• WORK REQUIRED:
Please repeat all of the listing exactly.

★ ★ ★ ★ ★ ★ ★

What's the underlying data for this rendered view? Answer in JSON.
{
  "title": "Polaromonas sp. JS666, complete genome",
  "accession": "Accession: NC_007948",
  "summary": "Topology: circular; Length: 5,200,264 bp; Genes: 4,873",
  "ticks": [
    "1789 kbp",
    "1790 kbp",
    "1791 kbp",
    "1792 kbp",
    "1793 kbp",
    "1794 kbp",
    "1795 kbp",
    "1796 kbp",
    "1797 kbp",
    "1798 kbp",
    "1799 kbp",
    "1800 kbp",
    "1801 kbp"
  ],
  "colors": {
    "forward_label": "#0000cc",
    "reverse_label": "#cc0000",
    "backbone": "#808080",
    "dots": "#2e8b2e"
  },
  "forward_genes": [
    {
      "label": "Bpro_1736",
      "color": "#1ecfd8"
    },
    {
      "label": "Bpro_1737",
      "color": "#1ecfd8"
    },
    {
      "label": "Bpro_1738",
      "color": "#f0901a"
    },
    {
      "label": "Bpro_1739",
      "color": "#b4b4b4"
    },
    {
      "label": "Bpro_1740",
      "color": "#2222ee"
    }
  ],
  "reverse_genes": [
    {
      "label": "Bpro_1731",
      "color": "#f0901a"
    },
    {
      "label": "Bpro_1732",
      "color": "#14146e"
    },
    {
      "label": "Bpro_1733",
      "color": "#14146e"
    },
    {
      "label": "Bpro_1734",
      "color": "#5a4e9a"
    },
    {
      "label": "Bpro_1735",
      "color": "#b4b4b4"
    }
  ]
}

★ ★ ★ ★ ★ ★ ★

• YOUR SOLUTION:
What's the underlying data for this rendered view? Answer in JSON.
{
  "title": "Polaromonas sp. JS666, complete genome",
  "accession": "Accession: NC_007948",
  "summary": "Topology: circular; Length: 5,200,264 bp; Genes: 4,873",
  "ticks": [
    "1789 kbp",
    "1790 kbp",
    "1791 kbp",
    "1792 kbp",
    "1793 kbp",
    "1794 kbp",
    "1795 kbp",
    "1796 kbp",
    "1797 kbp",
    "1798 kbp",
    "1799 kbp",
    "1800 kbp",
    "1801 kbp"
  ],
  "colors": {
    "forward_label": "#0000cc",
    "reverse_label": "#cc0000",
    "backbone": "#808080",
    "dots": "#2e8b2e"
  },
  "forward_genes": [
    {
      "label": "Bpro_1736",
      "color": "#1ecfd8"
    },
    {
      "label": "Bpro_1737",
      "color": "#1ecfd8"
    },
    {
      "label": "Bpro_1738",
      "color": "#f0901a"
    },
    {
      "label": "Bpro_1739",
      "color": "#b4b4b4"
    },
    {
      "label": "Bpro_1740",
      "color": "#2222ee"
    }
  ],
  "reverse_genes": [
    {
      "label": "Bpro_1731",
      "color": "#f0901a"
    },
    {
      "label": "Bpro_1732",
      "color": "#14146e"
    },
    {
      "label": "Bpro_1733",
      "color": "#14146e"
    },
    {
      "label": "Bpro_1734",
      "color": "#5a4e9a"
    },
    {
      "label": "Bpro_1735",
      "color": "#b4b4b4"
    }
  ]
}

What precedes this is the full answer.